▸ **Your goal**
Write out all the entries word for word, but skip any images.

(Data records)
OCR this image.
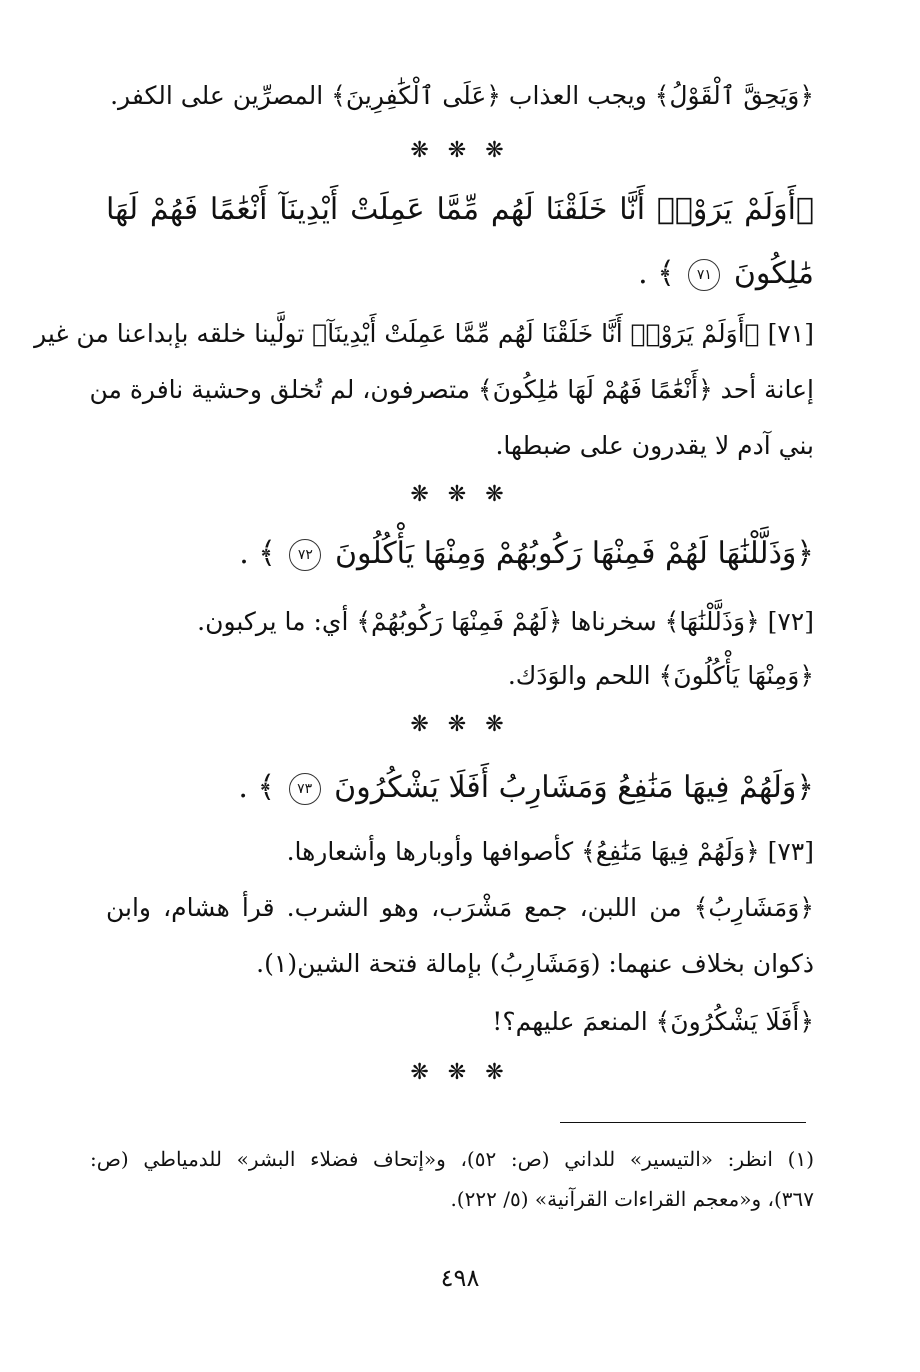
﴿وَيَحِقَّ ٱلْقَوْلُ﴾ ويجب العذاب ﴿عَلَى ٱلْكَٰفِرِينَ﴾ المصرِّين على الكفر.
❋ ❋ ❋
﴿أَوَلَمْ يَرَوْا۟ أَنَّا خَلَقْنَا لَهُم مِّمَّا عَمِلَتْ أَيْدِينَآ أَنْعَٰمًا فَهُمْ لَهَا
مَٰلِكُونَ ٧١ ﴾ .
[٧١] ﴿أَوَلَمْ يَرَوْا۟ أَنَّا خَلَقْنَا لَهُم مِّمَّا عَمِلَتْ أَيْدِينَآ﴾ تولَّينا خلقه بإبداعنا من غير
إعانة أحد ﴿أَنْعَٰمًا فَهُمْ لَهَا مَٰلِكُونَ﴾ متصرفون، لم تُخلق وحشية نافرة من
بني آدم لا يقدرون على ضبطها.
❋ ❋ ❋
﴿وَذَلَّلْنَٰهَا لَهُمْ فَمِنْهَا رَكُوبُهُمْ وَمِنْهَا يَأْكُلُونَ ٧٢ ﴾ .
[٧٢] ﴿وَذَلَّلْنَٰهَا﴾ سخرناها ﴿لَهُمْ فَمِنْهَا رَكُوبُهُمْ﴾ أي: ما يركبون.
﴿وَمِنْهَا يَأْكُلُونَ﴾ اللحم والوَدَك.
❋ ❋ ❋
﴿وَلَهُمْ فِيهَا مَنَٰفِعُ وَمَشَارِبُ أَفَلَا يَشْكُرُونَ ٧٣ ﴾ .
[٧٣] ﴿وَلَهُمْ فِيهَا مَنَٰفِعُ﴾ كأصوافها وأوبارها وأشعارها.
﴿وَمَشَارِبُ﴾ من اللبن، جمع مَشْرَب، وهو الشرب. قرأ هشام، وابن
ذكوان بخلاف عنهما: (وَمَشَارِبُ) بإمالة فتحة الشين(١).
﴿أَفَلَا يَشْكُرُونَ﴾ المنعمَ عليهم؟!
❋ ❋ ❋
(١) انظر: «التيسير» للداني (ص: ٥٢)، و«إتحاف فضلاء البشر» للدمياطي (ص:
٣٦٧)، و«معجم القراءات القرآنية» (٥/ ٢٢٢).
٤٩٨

▸ **Output**
OCR this image.
﴿وَيَحِقَّ ٱلْقَوْلُ﴾ ويجب العذاب ﴿عَلَى ٱلْكَٰفِرِينَ﴾ المصرِّين على الكفر.
❋ ❋ ❋
﴿أَوَلَمْ يَرَوْا۟ أَنَّا خَلَقْنَا لَهُم مِّمَّا عَمِلَتْ أَيْدِينَآ أَنْعَٰمًا فَهُمْ لَهَا
مَٰلِكُونَ ٧١ ﴾ .
[٧١] ﴿أَوَلَمْ يَرَوْا۟ أَنَّا خَلَقْنَا لَهُم مِّمَّا عَمِلَتْ أَيْدِينَآ﴾ تولَّينا خلقه بإبداعنا من غير
إعانة أحد ﴿أَنْعَٰمًا فَهُمْ لَهَا مَٰلِكُونَ﴾ متصرفون، لم تُخلق وحشية نافرة من
بني آدم لا يقدرون على ضبطها.
❋ ❋ ❋
﴿وَذَلَّلْنَٰهَا لَهُمْ فَمِنْهَا رَكُوبُهُمْ وَمِنْهَا يَأْكُلُونَ ٧٢ ﴾ .
[٧٢] ﴿وَذَلَّلْنَٰهَا﴾ سخرناها ﴿لَهُمْ فَمِنْهَا رَكُوبُهُمْ﴾ أي: ما يركبون.
﴿وَمِنْهَا يَأْكُلُونَ﴾ اللحم والوَدَك.
❋ ❋ ❋
﴿وَلَهُمْ فِيهَا مَنَٰفِعُ وَمَشَارِبُ أَفَلَا يَشْكُرُونَ ٧٣ ﴾ .
[٧٣] ﴿وَلَهُمْ فِيهَا مَنَٰفِعُ﴾ كأصوافها وأوبارها وأشعارها.
﴿وَمَشَارِبُ﴾ من اللبن، جمع مَشْرَب، وهو الشرب. قرأ هشام، وابن
ذكوان بخلاف عنهما: (وَمَشَارِبُ) بإمالة فتحة الشين(١).
﴿أَفَلَا يَشْكُرُونَ﴾ المنعمَ عليهم؟!
❋ ❋ ❋
(١) انظر: «التيسير» للداني (ص: ٥٢)، و«إتحاف فضلاء البشر» للدمياطي (ص:
٣٦٧)، و«معجم القراءات القرآنية» (٥/ ٢٢٢).
٤٩٨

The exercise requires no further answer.